Input for this task >>
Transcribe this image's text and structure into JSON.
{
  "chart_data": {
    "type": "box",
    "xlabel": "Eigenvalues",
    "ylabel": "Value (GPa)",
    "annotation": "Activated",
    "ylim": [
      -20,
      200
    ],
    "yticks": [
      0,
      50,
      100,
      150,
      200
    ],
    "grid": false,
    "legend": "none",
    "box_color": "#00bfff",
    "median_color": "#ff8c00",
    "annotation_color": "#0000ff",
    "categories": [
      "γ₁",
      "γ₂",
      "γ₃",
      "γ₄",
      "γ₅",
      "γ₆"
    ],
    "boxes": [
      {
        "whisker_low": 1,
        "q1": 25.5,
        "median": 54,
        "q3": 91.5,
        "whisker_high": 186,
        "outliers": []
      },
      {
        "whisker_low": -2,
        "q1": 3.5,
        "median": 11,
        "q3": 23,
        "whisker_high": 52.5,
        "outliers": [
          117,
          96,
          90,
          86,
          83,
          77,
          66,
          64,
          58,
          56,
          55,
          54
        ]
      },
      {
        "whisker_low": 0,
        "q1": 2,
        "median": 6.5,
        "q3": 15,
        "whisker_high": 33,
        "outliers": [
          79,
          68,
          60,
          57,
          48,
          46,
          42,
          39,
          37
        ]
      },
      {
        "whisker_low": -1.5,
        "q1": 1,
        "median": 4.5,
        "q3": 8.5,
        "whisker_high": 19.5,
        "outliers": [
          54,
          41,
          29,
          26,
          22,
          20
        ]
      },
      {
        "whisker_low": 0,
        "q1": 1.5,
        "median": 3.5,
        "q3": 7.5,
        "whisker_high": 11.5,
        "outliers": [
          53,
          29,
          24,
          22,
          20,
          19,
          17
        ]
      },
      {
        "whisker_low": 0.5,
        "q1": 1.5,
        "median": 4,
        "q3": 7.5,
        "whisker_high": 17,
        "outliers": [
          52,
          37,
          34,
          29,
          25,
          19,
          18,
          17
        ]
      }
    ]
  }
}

Stated goal >>
Your task is to repeat the data exactly; please include every line.

Solution for this task >>
Transcribe this image's text and structure into JSON.
{
  "chart_data": {
    "type": "box",
    "xlabel": "Eigenvalues",
    "ylabel": "Value (GPa)",
    "annotation": "Activated",
    "ylim": [
      -20,
      200
    ],
    "yticks": [
      0,
      50,
      100,
      150,
      200
    ],
    "grid": false,
    "legend": "none",
    "box_color": "#00bfff",
    "median_color": "#ff8c00",
    "annotation_color": "#0000ff",
    "categories": [
      "γ₁",
      "γ₂",
      "γ₃",
      "γ₄",
      "γ₅",
      "γ₆"
    ],
    "boxes": [
      {
        "whisker_low": 1,
        "q1": 25.5,
        "median": 54,
        "q3": 91.5,
        "whisker_high": 186,
        "outliers": []
      },
      {
        "whisker_low": -2,
        "q1": 3.5,
        "median": 11,
        "q3": 23,
        "whisker_high": 52.5,
        "outliers": [
          117,
          96,
          90,
          86,
          83,
          77,
          66,
          64,
          58,
          56,
          55,
          54
        ]
      },
      {
        "whisker_low": 0,
        "q1": 2,
        "median": 6.5,
        "q3": 15,
        "whisker_high": 33,
        "outliers": [
          79,
          68,
          60,
          57,
          48,
          46,
          42,
          39,
          37
        ]
      },
      {
        "whisker_low": -1.5,
        "q1": 1,
        "median": 4.5,
        "q3": 8.5,
        "whisker_high": 19.5,
        "outliers": [
          54,
          41,
          29,
          26,
          22,
          20
        ]
      },
      {
        "whisker_low": 0,
        "q1": 1.5,
        "median": 3.5,
        "q3": 7.5,
        "whisker_high": 11.5,
        "outliers": [
          53,
          29,
          24,
          22,
          20,
          19,
          17
        ]
      },
      {
        "whisker_low": 0.5,
        "q1": 1.5,
        "median": 4,
        "q3": 7.5,
        "whisker_high": 17,
        "outliers": [
          52,
          37,
          34,
          29,
          25,
          19,
          18,
          17
        ]
      }
    ]
  }
}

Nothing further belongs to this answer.